__Work required__:
Return the material word for word. Do not include the pictures.

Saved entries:
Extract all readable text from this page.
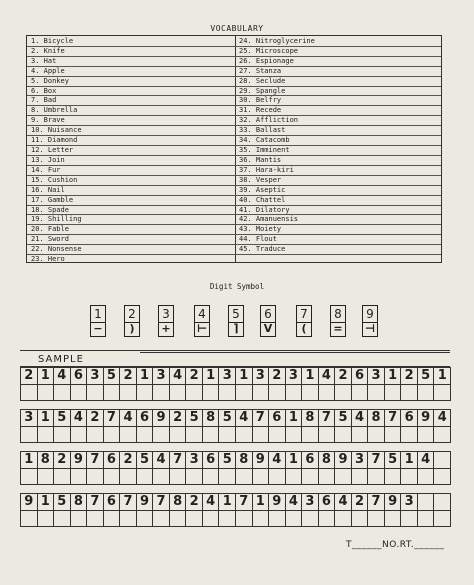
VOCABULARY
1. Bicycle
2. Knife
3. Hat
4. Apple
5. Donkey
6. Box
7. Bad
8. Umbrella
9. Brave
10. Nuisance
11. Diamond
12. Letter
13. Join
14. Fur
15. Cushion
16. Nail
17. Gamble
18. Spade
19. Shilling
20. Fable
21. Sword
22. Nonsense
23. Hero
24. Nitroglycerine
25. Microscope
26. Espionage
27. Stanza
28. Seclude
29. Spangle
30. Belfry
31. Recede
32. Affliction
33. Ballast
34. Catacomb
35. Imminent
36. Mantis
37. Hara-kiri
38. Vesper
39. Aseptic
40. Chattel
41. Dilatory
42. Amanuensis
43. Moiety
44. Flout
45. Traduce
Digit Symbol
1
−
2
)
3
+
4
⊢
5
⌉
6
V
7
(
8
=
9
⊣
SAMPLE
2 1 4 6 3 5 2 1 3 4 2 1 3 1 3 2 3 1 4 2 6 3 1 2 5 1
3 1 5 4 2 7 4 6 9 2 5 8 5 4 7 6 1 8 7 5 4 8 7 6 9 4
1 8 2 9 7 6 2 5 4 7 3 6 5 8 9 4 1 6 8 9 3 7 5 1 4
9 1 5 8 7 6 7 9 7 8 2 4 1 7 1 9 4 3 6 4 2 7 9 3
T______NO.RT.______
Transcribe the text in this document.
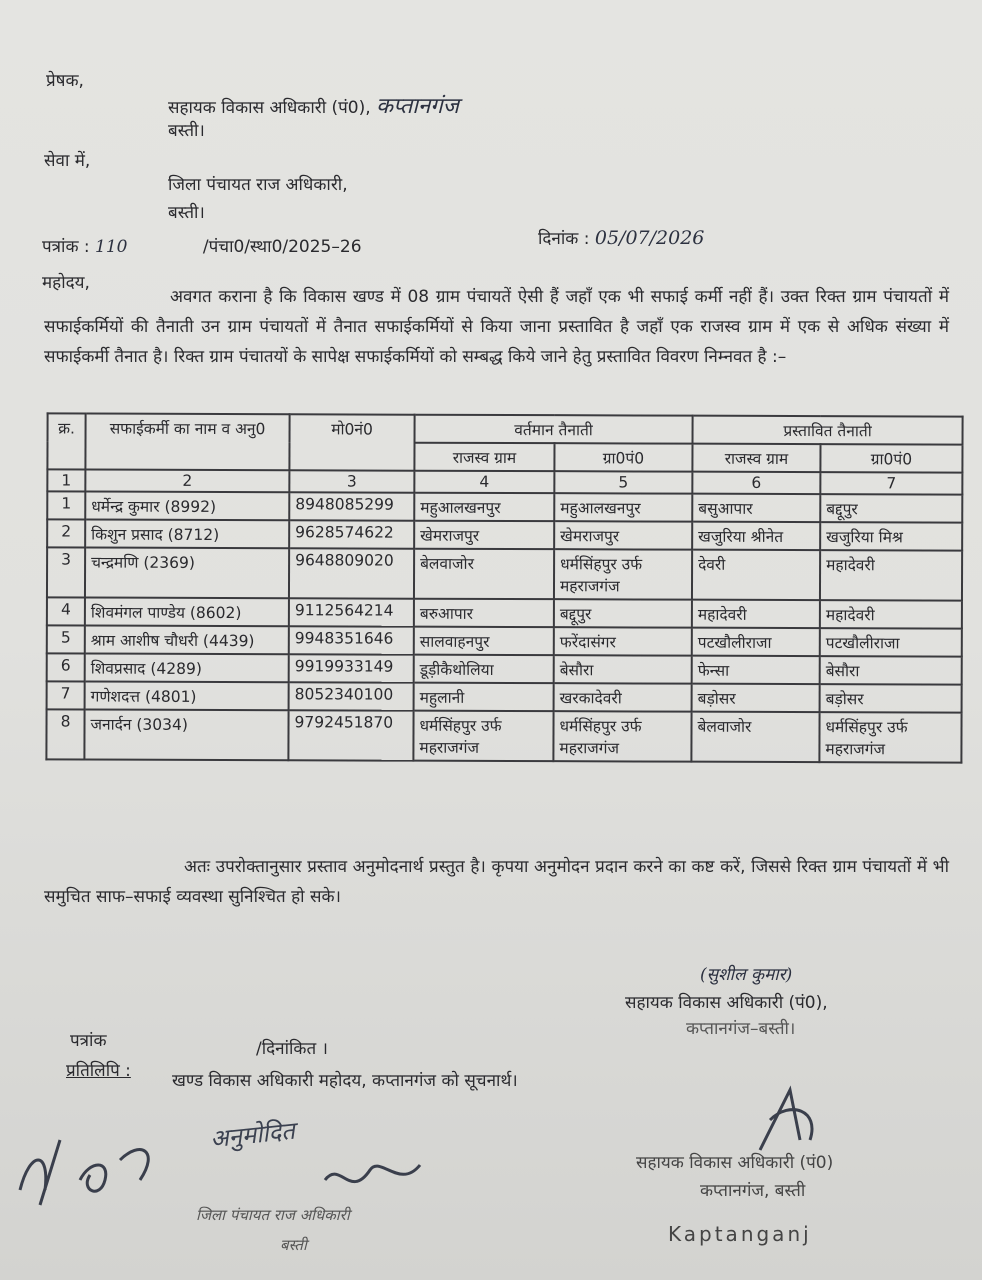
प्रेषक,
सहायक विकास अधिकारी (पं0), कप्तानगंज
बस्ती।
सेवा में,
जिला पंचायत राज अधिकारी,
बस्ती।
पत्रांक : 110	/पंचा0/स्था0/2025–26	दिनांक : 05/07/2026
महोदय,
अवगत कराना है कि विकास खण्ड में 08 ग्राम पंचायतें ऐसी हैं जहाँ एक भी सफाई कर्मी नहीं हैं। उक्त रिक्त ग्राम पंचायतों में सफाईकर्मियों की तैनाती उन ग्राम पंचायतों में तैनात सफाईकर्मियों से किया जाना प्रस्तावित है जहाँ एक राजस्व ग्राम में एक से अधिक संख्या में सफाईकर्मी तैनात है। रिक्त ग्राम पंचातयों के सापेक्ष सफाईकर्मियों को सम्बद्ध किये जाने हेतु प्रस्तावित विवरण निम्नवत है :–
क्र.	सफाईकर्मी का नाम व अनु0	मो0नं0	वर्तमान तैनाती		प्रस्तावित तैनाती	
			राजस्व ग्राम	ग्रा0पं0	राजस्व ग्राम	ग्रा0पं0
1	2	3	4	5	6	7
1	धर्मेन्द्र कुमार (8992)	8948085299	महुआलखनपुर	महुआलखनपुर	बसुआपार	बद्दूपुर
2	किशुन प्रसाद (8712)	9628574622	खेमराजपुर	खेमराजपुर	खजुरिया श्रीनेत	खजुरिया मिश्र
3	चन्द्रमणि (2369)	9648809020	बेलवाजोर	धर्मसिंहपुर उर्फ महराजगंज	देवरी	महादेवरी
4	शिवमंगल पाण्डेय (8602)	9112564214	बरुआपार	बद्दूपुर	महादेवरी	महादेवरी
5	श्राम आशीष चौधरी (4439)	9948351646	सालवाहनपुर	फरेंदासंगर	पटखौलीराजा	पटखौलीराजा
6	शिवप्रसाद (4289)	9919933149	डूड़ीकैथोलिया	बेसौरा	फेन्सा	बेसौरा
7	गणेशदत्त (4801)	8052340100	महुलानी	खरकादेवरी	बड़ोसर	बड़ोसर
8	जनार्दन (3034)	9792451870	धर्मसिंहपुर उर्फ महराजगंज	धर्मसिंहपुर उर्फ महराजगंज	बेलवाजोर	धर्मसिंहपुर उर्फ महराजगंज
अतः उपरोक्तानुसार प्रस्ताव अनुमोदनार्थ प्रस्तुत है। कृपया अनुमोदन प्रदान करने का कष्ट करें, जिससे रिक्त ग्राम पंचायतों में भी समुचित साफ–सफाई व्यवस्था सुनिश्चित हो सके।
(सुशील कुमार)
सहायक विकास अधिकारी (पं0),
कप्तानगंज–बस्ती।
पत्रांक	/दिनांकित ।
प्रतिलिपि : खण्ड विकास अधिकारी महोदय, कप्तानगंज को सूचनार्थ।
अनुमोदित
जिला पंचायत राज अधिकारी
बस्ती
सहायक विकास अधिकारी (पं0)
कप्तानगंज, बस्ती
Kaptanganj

__Written solution__:
Extract all readable text from this page.
VOCABULARY
1. Bicycle
2. Knife
3. Hat
4. Apple
5. Donkey
6. Box
7. Bad
8. Umbrella
9. Brave
10. Nuisance
11. Diamond
12. Letter
13. Join
14. Fur
15. Cushion
16. Nail
17. Gamble
18. Spade
19. Shilling
20. Fable
21. Sword
22. Nonsense
23. Hero
24. Nitroglycerine
25. Microscope
26. Espionage
27. Stanza
28. Seclude
29. Spangle
30. Belfry
31. Recede
32. Affliction
33. Ballast
34. Catacomb
35. Imminent
36. Mantis
37. Hara-kiri
38. Vesper
39. Aseptic
40. Chattel
41. Dilatory
42. Amanuensis
43. Moiety
44. Flout
45. Traduce
Digit Symbol
1
−
2
)
3
+
4
⊢
5
⌉
6
V
7
(
8
=
9
⊣
SAMPLE
2 1 4 6 3 5 2 1 3 4 2 1 3 1 3 2 3 1 4 2 6 3 1 2 5 1
3 1 5 4 2 7 4 6 9 2 5 8 5 4 7 6 1 8 7 5 4 8 7 6 9 4
1 8 2 9 7 6 2 5 4 7 3 6 5 8 9 4 1 6 8 9 3 7 5 1 4
9 1 5 8 7 6 7 9 7 8 2 4 1 7 1 9 4 3 6 4 2 7 9 3
T______NO.RT.______
Transcribe the text in this document.
प्रेषक,
सहायक विकास अधिकारी (पं0), कप्तानगंज
बस्ती।
सेवा में,
जिला पंचायत राज अधिकारी,
बस्ती।
पत्रांक : 110	/पंचा0/स्था0/2025–26	दिनांक : 05/07/2026
महोदय,
अवगत कराना है कि विकास खण्ड में 08 ग्राम पंचायतें ऐसी हैं जहाँ एक भी सफाई कर्मी नहीं हैं। उक्त रिक्त ग्राम पंचायतों में सफाईकर्मियों की तैनाती उन ग्राम पंचायतों में तैनात सफाईकर्मियों से किया जाना प्रस्तावित है जहाँ एक राजस्व ग्राम में एक से अधिक संख्या में सफाईकर्मी तैनात है। रिक्त ग्राम पंचातयों के सापेक्ष सफाईकर्मियों को सम्बद्ध किये जाने हेतु प्रस्तावित विवरण निम्नवत है :–
क्र.	सफाईकर्मी का नाम व अनु0	मो0नं0	वर्तमान तैनाती		प्रस्तावित तैनाती	
			राजस्व ग्राम	ग्रा0पं0	राजस्व ग्राम	ग्रा0पं0
1	2	3	4	5	6	7
1	धर्मेन्द्र कुमार (8992)	8948085299	महुआलखनपुर	महुआलखनपुर	बसुआपार	बद्दूपुर
2	किशुन प्रसाद (8712)	9628574622	खेमराजपुर	खेमराजपुर	खजुरिया श्रीनेत	खजुरिया मिश्र
3	चन्द्रमणि (2369)	9648809020	बेलवाजोर	धर्मसिंहपुर उर्फ महराजगंज	देवरी	महादेवरी
4	शिवमंगल पाण्डेय (8602)	9112564214	बरुआपार	बद्दूपुर	महादेवरी	महादेवरी
5	श्राम आशीष चौधरी (4439)	9948351646	सालवाहनपुर	फरेंदासंगर	पटखौलीराजा	पटखौलीराजा
6	शिवप्रसाद (4289)	9919933149	डूड़ीकैथोलिया	बेसौरा	फेन्सा	बेसौरा
7	गणेशदत्त (4801)	8052340100	महुलानी	खरकादेवरी	बड़ोसर	बड़ोसर
8	जनार्दन (3034)	9792451870	धर्मसिंहपुर उर्फ महराजगंज	धर्मसिंहपुर उर्फ महराजगंज	बेलवाजोर	धर्मसिंहपुर उर्फ महराजगंज
अतः उपरोक्तानुसार प्रस्ताव अनुमोदनार्थ प्रस्तुत है। कृपया अनुमोदन प्रदान करने का कष्ट करें, जिससे रिक्त ग्राम पंचायतों में भी समुचित साफ–सफाई व्यवस्था सुनिश्चित हो सके।
(सुशील कुमार)
सहायक विकास अधिकारी (पं0),
कप्तानगंज–बस्ती।
पत्रांक	/दिनांकित ।
प्रतिलिपि : खण्ड विकास अधिकारी महोदय, कप्तानगंज को सूचनार्थ।
अनुमोदित
जिला पंचायत राज अधिकारी
बस्ती
सहायक विकास अधिकारी (पं0)
कप्तानगंज, बस्ती
Kaptanganj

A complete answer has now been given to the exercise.